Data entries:
---*---
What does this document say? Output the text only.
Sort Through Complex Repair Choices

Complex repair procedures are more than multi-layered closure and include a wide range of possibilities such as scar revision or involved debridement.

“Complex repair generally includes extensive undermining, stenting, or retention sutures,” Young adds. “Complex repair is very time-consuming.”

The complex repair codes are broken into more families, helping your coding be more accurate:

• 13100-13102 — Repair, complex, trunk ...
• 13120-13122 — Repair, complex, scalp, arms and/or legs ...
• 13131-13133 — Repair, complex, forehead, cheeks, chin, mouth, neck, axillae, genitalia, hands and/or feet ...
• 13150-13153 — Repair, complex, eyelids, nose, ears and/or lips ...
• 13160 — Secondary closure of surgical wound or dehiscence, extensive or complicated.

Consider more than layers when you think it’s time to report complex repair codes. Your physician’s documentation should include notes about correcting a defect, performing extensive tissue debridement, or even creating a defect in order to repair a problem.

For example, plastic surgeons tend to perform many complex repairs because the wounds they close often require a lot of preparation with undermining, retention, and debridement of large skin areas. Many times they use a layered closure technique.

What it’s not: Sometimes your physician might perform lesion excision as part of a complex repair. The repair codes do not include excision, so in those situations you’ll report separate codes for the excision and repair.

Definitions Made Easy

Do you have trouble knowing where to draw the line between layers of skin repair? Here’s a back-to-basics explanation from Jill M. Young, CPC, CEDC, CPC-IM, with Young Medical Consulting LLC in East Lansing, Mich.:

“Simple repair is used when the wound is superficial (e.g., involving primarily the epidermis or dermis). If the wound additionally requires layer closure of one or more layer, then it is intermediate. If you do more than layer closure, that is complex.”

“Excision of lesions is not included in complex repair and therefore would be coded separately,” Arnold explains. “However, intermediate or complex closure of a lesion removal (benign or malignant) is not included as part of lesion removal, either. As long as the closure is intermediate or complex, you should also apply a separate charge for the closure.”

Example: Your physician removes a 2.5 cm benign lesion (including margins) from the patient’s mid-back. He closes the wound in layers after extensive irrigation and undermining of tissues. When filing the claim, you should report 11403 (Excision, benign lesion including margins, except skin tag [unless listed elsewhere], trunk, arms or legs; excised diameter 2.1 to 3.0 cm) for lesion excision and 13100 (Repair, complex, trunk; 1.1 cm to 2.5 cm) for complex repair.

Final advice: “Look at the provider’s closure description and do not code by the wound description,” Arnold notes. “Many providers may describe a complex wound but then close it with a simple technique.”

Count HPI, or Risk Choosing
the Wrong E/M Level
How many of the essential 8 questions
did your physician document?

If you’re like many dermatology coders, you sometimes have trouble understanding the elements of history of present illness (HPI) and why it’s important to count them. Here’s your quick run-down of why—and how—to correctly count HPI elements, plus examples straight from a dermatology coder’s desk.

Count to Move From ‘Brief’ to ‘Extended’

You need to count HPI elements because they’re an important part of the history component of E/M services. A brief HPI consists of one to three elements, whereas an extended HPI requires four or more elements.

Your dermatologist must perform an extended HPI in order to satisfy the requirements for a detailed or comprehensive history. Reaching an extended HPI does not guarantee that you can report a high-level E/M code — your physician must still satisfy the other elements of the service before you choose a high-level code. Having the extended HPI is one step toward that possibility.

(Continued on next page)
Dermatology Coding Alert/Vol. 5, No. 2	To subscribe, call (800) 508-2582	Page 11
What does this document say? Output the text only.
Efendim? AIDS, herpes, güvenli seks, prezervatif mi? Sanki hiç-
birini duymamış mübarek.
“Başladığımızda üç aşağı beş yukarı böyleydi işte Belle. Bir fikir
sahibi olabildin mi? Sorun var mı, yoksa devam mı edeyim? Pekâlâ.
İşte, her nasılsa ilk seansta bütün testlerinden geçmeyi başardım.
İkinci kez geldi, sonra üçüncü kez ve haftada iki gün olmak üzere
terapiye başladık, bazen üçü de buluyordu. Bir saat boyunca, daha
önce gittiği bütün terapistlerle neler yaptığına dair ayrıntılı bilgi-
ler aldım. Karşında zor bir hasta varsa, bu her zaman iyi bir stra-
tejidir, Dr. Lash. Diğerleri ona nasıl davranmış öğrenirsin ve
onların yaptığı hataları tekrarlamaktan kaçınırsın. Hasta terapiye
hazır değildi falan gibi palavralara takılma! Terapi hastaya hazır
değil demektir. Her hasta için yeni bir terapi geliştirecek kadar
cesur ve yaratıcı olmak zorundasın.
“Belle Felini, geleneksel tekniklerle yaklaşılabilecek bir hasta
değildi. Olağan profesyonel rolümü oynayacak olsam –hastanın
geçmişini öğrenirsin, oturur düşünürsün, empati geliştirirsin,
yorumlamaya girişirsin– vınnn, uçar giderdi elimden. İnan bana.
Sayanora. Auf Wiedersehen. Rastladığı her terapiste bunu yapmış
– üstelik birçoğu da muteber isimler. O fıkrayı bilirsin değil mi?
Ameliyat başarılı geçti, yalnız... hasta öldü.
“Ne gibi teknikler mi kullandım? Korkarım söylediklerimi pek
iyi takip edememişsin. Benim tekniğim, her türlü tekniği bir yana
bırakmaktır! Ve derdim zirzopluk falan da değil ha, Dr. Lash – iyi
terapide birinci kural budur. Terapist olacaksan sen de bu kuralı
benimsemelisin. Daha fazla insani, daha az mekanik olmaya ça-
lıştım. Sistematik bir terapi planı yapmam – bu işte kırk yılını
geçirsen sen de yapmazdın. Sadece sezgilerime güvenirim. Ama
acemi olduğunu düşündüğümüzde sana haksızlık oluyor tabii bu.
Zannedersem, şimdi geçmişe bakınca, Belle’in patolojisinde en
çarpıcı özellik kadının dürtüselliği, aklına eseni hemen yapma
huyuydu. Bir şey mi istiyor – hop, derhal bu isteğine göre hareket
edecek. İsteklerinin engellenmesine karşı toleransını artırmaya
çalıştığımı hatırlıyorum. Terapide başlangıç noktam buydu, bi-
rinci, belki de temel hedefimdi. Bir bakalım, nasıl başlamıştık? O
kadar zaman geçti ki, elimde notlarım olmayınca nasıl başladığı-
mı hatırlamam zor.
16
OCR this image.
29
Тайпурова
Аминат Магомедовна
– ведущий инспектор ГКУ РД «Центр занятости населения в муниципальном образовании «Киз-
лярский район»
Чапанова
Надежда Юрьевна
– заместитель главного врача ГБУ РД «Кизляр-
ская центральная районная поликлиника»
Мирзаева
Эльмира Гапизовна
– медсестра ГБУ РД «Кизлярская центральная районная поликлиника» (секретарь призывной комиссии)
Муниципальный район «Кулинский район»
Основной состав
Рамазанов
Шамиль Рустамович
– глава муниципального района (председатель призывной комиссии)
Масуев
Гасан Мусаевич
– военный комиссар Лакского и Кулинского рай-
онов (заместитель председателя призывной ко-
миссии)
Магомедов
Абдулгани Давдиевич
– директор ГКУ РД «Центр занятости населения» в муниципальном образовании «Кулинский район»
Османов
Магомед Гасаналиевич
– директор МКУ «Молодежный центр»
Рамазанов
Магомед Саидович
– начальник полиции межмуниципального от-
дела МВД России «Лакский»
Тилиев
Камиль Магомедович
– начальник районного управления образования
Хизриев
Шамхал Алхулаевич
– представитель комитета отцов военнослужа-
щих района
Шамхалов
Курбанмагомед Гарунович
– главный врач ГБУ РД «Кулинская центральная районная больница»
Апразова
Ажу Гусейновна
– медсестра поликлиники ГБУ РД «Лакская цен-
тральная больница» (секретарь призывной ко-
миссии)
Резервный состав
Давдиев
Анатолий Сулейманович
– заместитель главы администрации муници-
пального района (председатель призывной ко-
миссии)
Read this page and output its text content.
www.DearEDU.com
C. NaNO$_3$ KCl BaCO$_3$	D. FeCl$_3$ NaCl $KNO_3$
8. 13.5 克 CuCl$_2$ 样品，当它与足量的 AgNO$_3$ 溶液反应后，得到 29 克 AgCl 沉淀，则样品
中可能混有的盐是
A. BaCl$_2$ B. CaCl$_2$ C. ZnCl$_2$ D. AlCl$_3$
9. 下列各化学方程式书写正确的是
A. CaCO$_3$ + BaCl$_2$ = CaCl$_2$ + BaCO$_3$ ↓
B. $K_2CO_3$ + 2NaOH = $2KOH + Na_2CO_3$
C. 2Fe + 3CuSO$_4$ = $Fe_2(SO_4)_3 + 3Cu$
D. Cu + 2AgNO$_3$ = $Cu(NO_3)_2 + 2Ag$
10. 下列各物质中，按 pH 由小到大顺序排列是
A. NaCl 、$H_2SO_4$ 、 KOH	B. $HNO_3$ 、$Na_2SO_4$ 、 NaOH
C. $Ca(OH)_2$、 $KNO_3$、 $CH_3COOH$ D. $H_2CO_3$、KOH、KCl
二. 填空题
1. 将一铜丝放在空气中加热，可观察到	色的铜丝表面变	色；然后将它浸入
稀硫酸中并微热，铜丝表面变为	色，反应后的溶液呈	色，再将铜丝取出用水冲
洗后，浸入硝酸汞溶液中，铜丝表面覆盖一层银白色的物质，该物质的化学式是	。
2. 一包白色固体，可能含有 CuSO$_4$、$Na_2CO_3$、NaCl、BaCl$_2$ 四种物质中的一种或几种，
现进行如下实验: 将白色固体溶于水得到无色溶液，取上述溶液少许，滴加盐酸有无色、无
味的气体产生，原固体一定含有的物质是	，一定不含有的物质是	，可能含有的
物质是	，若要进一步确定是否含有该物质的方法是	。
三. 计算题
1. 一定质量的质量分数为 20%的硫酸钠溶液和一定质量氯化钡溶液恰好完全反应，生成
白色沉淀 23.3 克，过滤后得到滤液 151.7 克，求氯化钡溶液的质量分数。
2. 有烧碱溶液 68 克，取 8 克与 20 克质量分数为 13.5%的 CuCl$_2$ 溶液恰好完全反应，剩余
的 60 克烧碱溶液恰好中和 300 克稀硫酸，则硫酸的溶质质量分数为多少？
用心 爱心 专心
---*---
* What to produce *
Repeat exactly the lines starting at the line with "Read this page and output its text content." and ending with the final line of the entries. Include nothing else.

* Full output *
Read this page and output its text content.
www.DearEDU.com
C. NaNO$_3$ KCl BaCO$_3$	D. FeCl$_3$ NaCl $KNO_3$
8. 13.5 克 CuCl$_2$ 样品，当它与足量的 AgNO$_3$ 溶液反应后，得到 29 克 AgCl 沉淀，则样品
中可能混有的盐是
A. BaCl$_2$ B. CaCl$_2$ C. ZnCl$_2$ D. AlCl$_3$
9. 下列各化学方程式书写正确的是
A. CaCO$_3$ + BaCl$_2$ = CaCl$_2$ + BaCO$_3$ ↓
B. $K_2CO_3$ + 2NaOH = $2KOH + Na_2CO_3$
C. 2Fe + 3CuSO$_4$ = $Fe_2(SO_4)_3 + 3Cu$
D. Cu + 2AgNO$_3$ = $Cu(NO_3)_2 + 2Ag$
10. 下列各物质中，按 pH 由小到大顺序排列是
A. NaCl 、$H_2SO_4$ 、 KOH	B. $HNO_3$ 、$Na_2SO_4$ 、 NaOH
C. $Ca(OH)_2$、 $KNO_3$、 $CH_3COOH$ D. $H_2CO_3$、KOH、KCl
二. 填空题
1. 将一铜丝放在空气中加热，可观察到	色的铜丝表面变	色；然后将它浸入
稀硫酸中并微热，铜丝表面变为	色，反应后的溶液呈	色，再将铜丝取出用水冲
洗后，浸入硝酸汞溶液中，铜丝表面覆盖一层银白色的物质，该物质的化学式是	。
2. 一包白色固体，可能含有 CuSO$_4$、$Na_2CO_3$、NaCl、BaCl$_2$ 四种物质中的一种或几种，
现进行如下实验: 将白色固体溶于水得到无色溶液，取上述溶液少许，滴加盐酸有无色、无
味的气体产生，原固体一定含有的物质是	，一定不含有的物质是	，可能含有的
物质是	，若要进一步确定是否含有该物质的方法是	。
三. 计算题
1. 一定质量的质量分数为 20%的硫酸钠溶液和一定质量氯化钡溶液恰好完全反应，生成
白色沉淀 23.3 克，过滤后得到滤液 151.7 克，求氯化钡溶液的质量分数。
2. 有烧碱溶液 68 克，取 8 克与 20 克质量分数为 13.5%的 CuCl$_2$ 溶液恰好完全反应，剩余
的 60 克烧碱溶液恰好中和 300 克稀硫酸，则硫酸的溶质质量分数为多少？
用心 爱心 专心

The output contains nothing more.